To be done:
Transcribe all of the records line for line, leaving out the pictures.

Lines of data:
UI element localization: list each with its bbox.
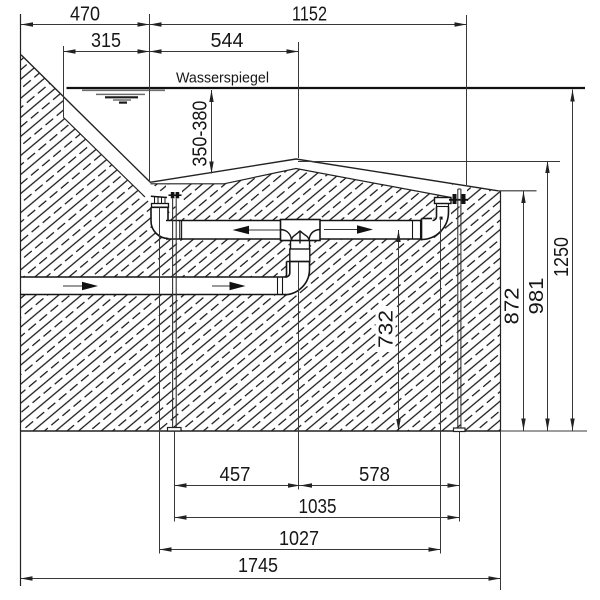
svg-text:872: 872 — [502, 288, 524, 325]
svg-text:578: 578 — [359, 464, 390, 486]
svg-text:350-380: 350-380 — [190, 101, 212, 167]
svg-text:1035: 1035 — [299, 496, 337, 518]
svg-text:470: 470 — [70, 4, 100, 26]
svg-text:Wasserspiegel: Wasserspiegel — [176, 70, 269, 87]
svg-text:1745: 1745 — [238, 555, 278, 577]
svg-text:1027: 1027 — [279, 528, 319, 550]
svg-text:544: 544 — [211, 30, 244, 52]
svg-text:1250: 1250 — [551, 237, 573, 277]
svg-text:315: 315 — [91, 30, 121, 52]
svg-text:1152: 1152 — [292, 4, 327, 26]
svg-text:981: 981 — [526, 278, 548, 315]
svg-text:457: 457 — [220, 464, 251, 486]
svg-text:732: 732 — [376, 310, 398, 348]
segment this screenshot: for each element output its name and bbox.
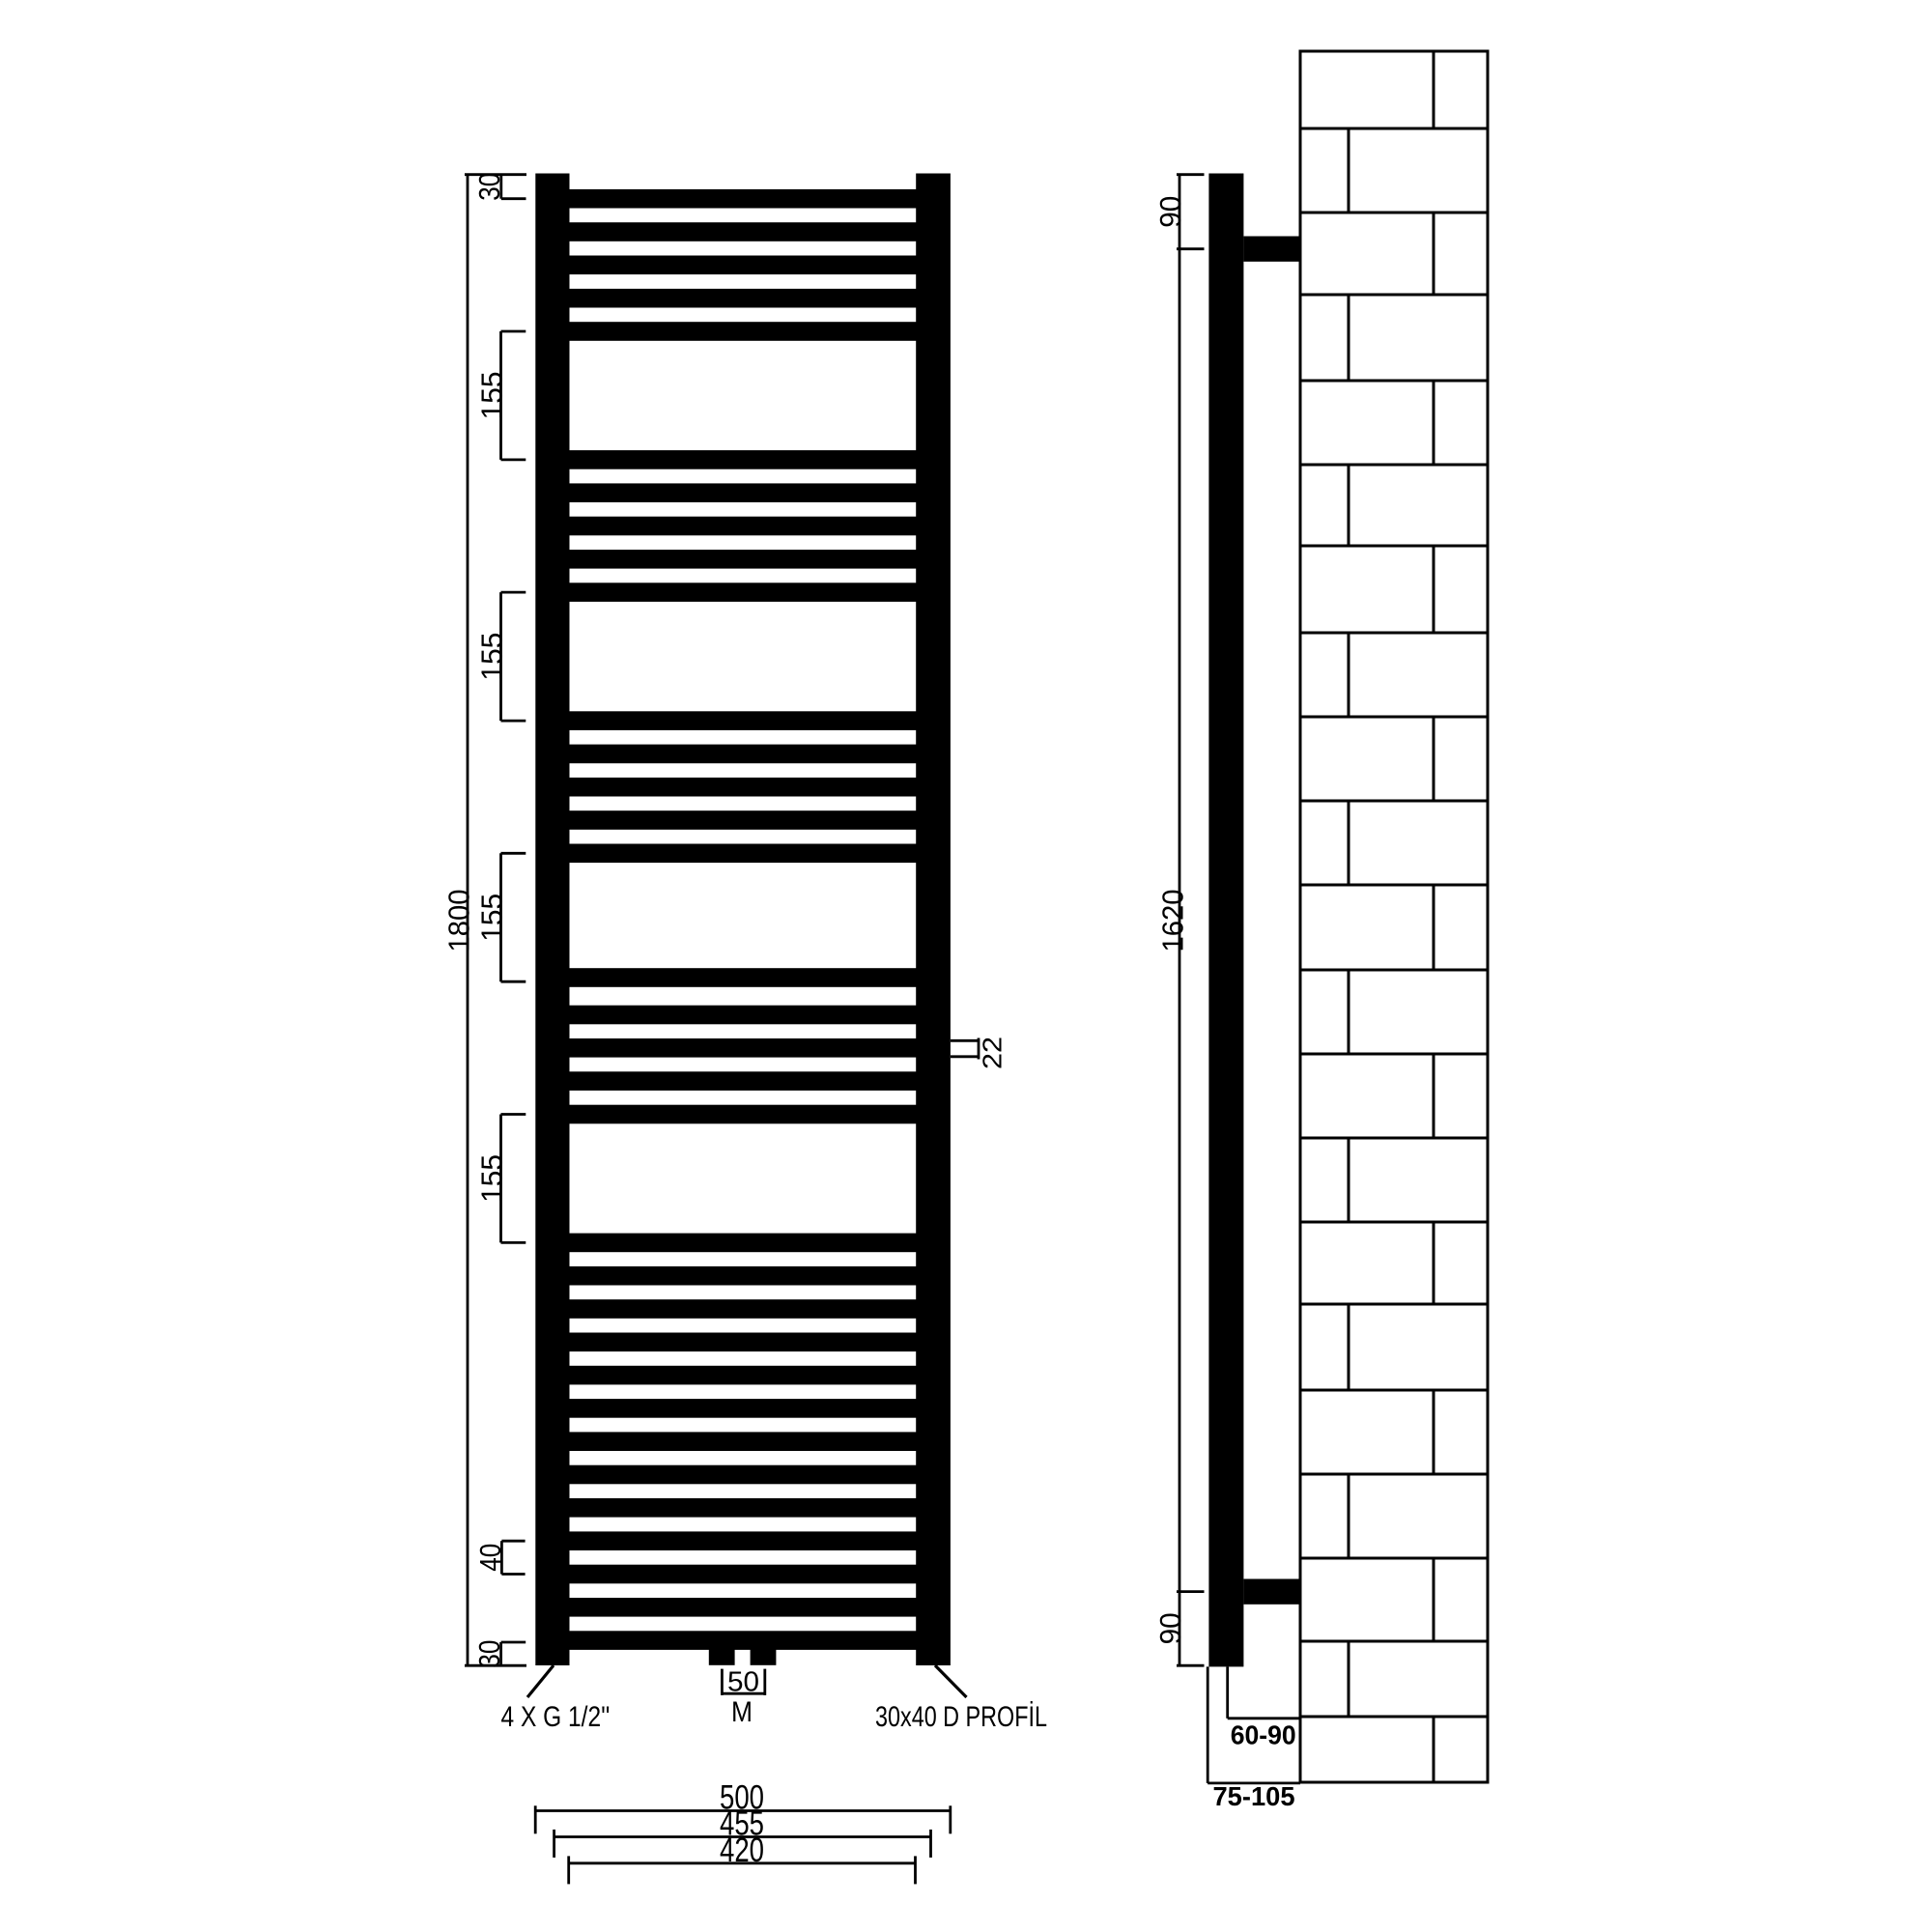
svg-text:155: 155 (475, 371, 509, 419)
svg-text:30x40 D PROFİL: 30x40 D PROFİL (875, 1701, 1047, 1733)
svg-text:155: 155 (475, 1154, 509, 1203)
svg-text:50: 50 (727, 1667, 759, 1698)
svg-text:420: 420 (720, 1832, 764, 1869)
svg-text:155: 155 (475, 633, 509, 681)
svg-text:90: 90 (1153, 1612, 1187, 1644)
svg-text:1800: 1800 (442, 890, 476, 952)
svg-text:M: M (731, 1696, 753, 1728)
svg-text:40: 40 (473, 1544, 507, 1572)
svg-text:30: 30 (472, 1640, 506, 1668)
svg-text:90: 90 (1153, 196, 1187, 228)
svg-text:1620: 1620 (1156, 890, 1190, 952)
svg-text:155: 155 (475, 894, 509, 942)
svg-text:75-105: 75-105 (1213, 1781, 1295, 1811)
svg-text:30: 30 (472, 173, 506, 201)
svg-text:4 X G 1/2'': 4 X G 1/2'' (501, 1701, 611, 1733)
svg-text:60-90: 60-90 (1231, 1720, 1296, 1750)
svg-text:22: 22 (978, 1037, 1008, 1069)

Exercise response:
UI element localization: list each with its bbox.
svg-text:872: 872 — [502, 288, 524, 325]
svg-text:578: 578 — [359, 464, 390, 486]
svg-text:350-380: 350-380 — [190, 101, 212, 167]
svg-text:1035: 1035 — [299, 496, 337, 518]
svg-text:470: 470 — [70, 4, 100, 26]
svg-text:Wasserspiegel: Wasserspiegel — [176, 70, 269, 87]
svg-text:1745: 1745 — [238, 555, 278, 577]
svg-text:1027: 1027 — [279, 528, 319, 550]
svg-text:544: 544 — [211, 30, 244, 52]
svg-text:1250: 1250 — [551, 237, 573, 277]
svg-text:315: 315 — [91, 30, 121, 52]
svg-text:1152: 1152 — [292, 4, 327, 26]
svg-text:981: 981 — [526, 278, 548, 315]
svg-text:457: 457 — [220, 464, 251, 486]
svg-text:732: 732 — [376, 310, 398, 348]
segment this screenshot: for each element output its name and bbox.
svg-text:155: 155 (475, 371, 509, 419)
svg-text:30x40 D PROFİL: 30x40 D PROFİL (875, 1701, 1047, 1733)
svg-text:155: 155 (475, 1154, 509, 1203)
svg-text:50: 50 (727, 1667, 759, 1698)
svg-text:420: 420 (720, 1832, 764, 1869)
svg-text:155: 155 (475, 633, 509, 681)
svg-text:90: 90 (1153, 1612, 1187, 1644)
svg-text:1800: 1800 (442, 890, 476, 952)
svg-text:M: M (731, 1696, 753, 1728)
svg-text:40: 40 (473, 1544, 507, 1572)
svg-text:30: 30 (472, 1640, 506, 1668)
svg-text:90: 90 (1153, 196, 1187, 228)
svg-text:1620: 1620 (1156, 890, 1190, 952)
svg-text:155: 155 (475, 894, 509, 942)
svg-text:75-105: 75-105 (1213, 1781, 1295, 1811)
svg-text:30: 30 (472, 173, 506, 201)
svg-text:4 X G 1/2'': 4 X G 1/2'' (501, 1701, 611, 1733)
svg-text:60-90: 60-90 (1231, 1720, 1296, 1750)
svg-text:22: 22 (978, 1037, 1008, 1069)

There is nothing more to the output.